— start Provided material —

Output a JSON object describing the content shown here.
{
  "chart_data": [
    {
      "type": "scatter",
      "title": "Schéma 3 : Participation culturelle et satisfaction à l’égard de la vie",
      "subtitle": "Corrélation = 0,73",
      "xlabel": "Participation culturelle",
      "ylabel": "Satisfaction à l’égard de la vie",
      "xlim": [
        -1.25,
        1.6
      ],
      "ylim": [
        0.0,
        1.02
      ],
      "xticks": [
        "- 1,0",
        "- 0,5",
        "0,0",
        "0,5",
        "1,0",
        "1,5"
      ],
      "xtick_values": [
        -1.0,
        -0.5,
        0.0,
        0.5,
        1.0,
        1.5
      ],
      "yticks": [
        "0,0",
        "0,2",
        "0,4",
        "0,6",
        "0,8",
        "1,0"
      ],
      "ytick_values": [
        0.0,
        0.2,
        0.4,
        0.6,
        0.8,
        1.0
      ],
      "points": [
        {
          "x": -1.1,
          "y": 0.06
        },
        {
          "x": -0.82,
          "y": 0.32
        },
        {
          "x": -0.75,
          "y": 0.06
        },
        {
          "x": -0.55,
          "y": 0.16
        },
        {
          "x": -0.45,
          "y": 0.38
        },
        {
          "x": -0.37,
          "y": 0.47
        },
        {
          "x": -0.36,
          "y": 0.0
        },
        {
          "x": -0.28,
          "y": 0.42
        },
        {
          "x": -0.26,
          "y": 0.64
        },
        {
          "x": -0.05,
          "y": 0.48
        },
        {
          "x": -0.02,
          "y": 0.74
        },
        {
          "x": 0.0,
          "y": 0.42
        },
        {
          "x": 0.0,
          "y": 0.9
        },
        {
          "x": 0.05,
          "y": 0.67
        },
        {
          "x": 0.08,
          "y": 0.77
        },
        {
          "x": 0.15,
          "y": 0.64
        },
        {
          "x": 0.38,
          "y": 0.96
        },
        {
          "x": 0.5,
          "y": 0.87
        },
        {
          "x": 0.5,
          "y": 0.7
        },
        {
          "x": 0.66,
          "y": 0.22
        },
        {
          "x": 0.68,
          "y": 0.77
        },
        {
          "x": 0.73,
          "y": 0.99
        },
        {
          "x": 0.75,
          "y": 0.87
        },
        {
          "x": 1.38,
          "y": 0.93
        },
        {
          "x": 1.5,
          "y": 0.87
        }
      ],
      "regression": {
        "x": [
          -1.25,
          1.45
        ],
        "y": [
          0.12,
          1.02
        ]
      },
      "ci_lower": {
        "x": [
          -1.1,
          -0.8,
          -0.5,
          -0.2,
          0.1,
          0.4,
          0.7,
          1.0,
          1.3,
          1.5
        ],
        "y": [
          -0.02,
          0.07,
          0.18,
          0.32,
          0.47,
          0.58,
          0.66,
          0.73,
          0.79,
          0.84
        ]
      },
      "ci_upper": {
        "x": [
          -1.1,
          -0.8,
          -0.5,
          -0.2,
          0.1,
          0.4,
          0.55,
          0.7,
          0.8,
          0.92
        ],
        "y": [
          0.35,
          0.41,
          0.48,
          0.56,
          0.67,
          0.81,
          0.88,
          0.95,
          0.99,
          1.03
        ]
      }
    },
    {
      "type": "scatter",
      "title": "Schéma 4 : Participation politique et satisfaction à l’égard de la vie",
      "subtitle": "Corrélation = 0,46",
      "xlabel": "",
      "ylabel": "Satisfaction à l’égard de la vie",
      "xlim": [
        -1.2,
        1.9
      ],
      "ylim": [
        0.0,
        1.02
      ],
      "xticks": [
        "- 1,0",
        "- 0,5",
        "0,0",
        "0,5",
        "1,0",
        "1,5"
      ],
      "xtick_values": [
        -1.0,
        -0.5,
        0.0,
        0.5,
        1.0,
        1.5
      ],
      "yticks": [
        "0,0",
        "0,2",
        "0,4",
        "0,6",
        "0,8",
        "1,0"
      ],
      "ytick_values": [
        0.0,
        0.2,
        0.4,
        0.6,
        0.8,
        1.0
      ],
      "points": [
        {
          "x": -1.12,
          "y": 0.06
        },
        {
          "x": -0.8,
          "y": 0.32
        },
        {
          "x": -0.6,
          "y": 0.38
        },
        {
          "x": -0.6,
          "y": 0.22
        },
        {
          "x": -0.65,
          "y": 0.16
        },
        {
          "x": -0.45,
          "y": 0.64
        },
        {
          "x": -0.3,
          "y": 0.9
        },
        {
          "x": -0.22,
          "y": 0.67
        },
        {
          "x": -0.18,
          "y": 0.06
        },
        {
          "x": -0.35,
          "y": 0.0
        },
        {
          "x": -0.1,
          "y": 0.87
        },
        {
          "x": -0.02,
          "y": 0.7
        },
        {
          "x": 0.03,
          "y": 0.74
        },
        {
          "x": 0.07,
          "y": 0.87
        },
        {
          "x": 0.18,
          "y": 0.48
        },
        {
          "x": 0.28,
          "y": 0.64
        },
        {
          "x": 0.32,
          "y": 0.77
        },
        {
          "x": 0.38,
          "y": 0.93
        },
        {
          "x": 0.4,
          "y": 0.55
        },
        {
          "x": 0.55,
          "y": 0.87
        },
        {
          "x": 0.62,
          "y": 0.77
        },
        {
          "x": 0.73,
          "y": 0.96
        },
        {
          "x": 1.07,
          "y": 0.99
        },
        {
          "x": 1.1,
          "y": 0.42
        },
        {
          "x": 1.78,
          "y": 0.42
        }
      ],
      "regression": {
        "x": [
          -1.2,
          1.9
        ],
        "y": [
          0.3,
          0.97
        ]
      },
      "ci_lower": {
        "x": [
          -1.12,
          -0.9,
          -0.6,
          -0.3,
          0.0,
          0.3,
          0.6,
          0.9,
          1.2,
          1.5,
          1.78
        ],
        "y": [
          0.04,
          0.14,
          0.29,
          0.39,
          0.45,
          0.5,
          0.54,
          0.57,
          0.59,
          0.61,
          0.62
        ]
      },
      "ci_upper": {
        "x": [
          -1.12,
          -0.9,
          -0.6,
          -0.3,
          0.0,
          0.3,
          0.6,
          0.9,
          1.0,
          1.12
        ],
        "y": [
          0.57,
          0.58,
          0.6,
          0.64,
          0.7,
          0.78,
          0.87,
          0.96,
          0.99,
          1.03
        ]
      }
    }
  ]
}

— end Provided material —

- Your objective -
Could you transcribe the records in full, exactly?

- Output of the task -
Output a JSON object describing the content shown here.
{
  "chart_data": [
    {
      "type": "scatter",
      "title": "Schéma 3 : Participation culturelle et satisfaction à l’égard de la vie",
      "subtitle": "Corrélation = 0,73",
      "xlabel": "Participation culturelle",
      "ylabel": "Satisfaction à l’égard de la vie",
      "xlim": [
        -1.25,
        1.6
      ],
      "ylim": [
        0.0,
        1.02
      ],
      "xticks": [
        "- 1,0",
        "- 0,5",
        "0,0",
        "0,5",
        "1,0",
        "1,5"
      ],
      "xtick_values": [
        -1.0,
        -0.5,
        0.0,
        0.5,
        1.0,
        1.5
      ],
      "yticks": [
        "0,0",
        "0,2",
        "0,4",
        "0,6",
        "0,8",
        "1,0"
      ],
      "ytick_values": [
        0.0,
        0.2,
        0.4,
        0.6,
        0.8,
        1.0
      ],
      "points": [
        {
          "x": -1.1,
          "y": 0.06
        },
        {
          "x": -0.82,
          "y": 0.32
        },
        {
          "x": -0.75,
          "y": 0.06
        },
        {
          "x": -0.55,
          "y": 0.16
        },
        {
          "x": -0.45,
          "y": 0.38
        },
        {
          "x": -0.37,
          "y": 0.47
        },
        {
          "x": -0.36,
          "y": 0.0
        },
        {
          "x": -0.28,
          "y": 0.42
        },
        {
          "x": -0.26,
          "y": 0.64
        },
        {
          "x": -0.05,
          "y": 0.48
        },
        {
          "x": -0.02,
          "y": 0.74
        },
        {
          "x": 0.0,
          "y": 0.42
        },
        {
          "x": 0.0,
          "y": 0.9
        },
        {
          "x": 0.05,
          "y": 0.67
        },
        {
          "x": 0.08,
          "y": 0.77
        },
        {
          "x": 0.15,
          "y": 0.64
        },
        {
          "x": 0.38,
          "y": 0.96
        },
        {
          "x": 0.5,
          "y": 0.87
        },
        {
          "x": 0.5,
          "y": 0.7
        },
        {
          "x": 0.66,
          "y": 0.22
        },
        {
          "x": 0.68,
          "y": 0.77
        },
        {
          "x": 0.73,
          "y": 0.99
        },
        {
          "x": 0.75,
          "y": 0.87
        },
        {
          "x": 1.38,
          "y": 0.93
        },
        {
          "x": 1.5,
          "y": 0.87
        }
      ],
      "regression": {
        "x": [
          -1.25,
          1.45
        ],
        "y": [
          0.12,
          1.02
        ]
      },
      "ci_lower": {
        "x": [
          -1.1,
          -0.8,
          -0.5,
          -0.2,
          0.1,
          0.4,
          0.7,
          1.0,
          1.3,
          1.5
        ],
        "y": [
          -0.02,
          0.07,
          0.18,
          0.32,
          0.47,
          0.58,
          0.66,
          0.73,
          0.79,
          0.84
        ]
      },
      "ci_upper": {
        "x": [
          -1.1,
          -0.8,
          -0.5,
          -0.2,
          0.1,
          0.4,
          0.55,
          0.7,
          0.8,
          0.92
        ],
        "y": [
          0.35,
          0.41,
          0.48,
          0.56,
          0.67,
          0.81,
          0.88,
          0.95,
          0.99,
          1.03
        ]
      }
    },
    {
      "type": "scatter",
      "title": "Schéma 4 : Participation politique et satisfaction à l’égard de la vie",
      "subtitle": "Corrélation = 0,46",
      "xlabel": "",
      "ylabel": "Satisfaction à l’égard de la vie",
      "xlim": [
        -1.2,
        1.9
      ],
      "ylim": [
        0.0,
        1.02
      ],
      "xticks": [
        "- 1,0",
        "- 0,5",
        "0,0",
        "0,5",
        "1,0",
        "1,5"
      ],
      "xtick_values": [
        -1.0,
        -0.5,
        0.0,
        0.5,
        1.0,
        1.5
      ],
      "yticks": [
        "0,0",
        "0,2",
        "0,4",
        "0,6",
        "0,8",
        "1,0"
      ],
      "ytick_values": [
        0.0,
        0.2,
        0.4,
        0.6,
        0.8,
        1.0
      ],
      "points": [
        {
          "x": -1.12,
          "y": 0.06
        },
        {
          "x": -0.8,
          "y": 0.32
        },
        {
          "x": -0.6,
          "y": 0.38
        },
        {
          "x": -0.6,
          "y": 0.22
        },
        {
          "x": -0.65,
          "y": 0.16
        },
        {
          "x": -0.45,
          "y": 0.64
        },
        {
          "x": -0.3,
          "y": 0.9
        },
        {
          "x": -0.22,
          "y": 0.67
        },
        {
          "x": -0.18,
          "y": 0.06
        },
        {
          "x": -0.35,
          "y": 0.0
        },
        {
          "x": -0.1,
          "y": 0.87
        },
        {
          "x": -0.02,
          "y": 0.7
        },
        {
          "x": 0.03,
          "y": 0.74
        },
        {
          "x": 0.07,
          "y": 0.87
        },
        {
          "x": 0.18,
          "y": 0.48
        },
        {
          "x": 0.28,
          "y": 0.64
        },
        {
          "x": 0.32,
          "y": 0.77
        },
        {
          "x": 0.38,
          "y": 0.93
        },
        {
          "x": 0.4,
          "y": 0.55
        },
        {
          "x": 0.55,
          "y": 0.87
        },
        {
          "x": 0.62,
          "y": 0.77
        },
        {
          "x": 0.73,
          "y": 0.96
        },
        {
          "x": 1.07,
          "y": 0.99
        },
        {
          "x": 1.1,
          "y": 0.42
        },
        {
          "x": 1.78,
          "y": 0.42
        }
      ],
      "regression": {
        "x": [
          -1.2,
          1.9
        ],
        "y": [
          0.3,
          0.97
        ]
      },
      "ci_lower": {
        "x": [
          -1.12,
          -0.9,
          -0.6,
          -0.3,
          0.0,
          0.3,
          0.6,
          0.9,
          1.2,
          1.5,
          1.78
        ],
        "y": [
          0.04,
          0.14,
          0.29,
          0.39,
          0.45,
          0.5,
          0.54,
          0.57,
          0.59,
          0.61,
          0.62
        ]
      },
      "ci_upper": {
        "x": [
          -1.12,
          -0.9,
          -0.6,
          -0.3,
          0.0,
          0.3,
          0.6,
          0.9,
          1.0,
          1.12
        ],
        "y": [
          0.57,
          0.58,
          0.6,
          0.64,
          0.7,
          0.78,
          0.87,
          0.96,
          0.99,
          1.03
        ]
      }
    }
  ]
}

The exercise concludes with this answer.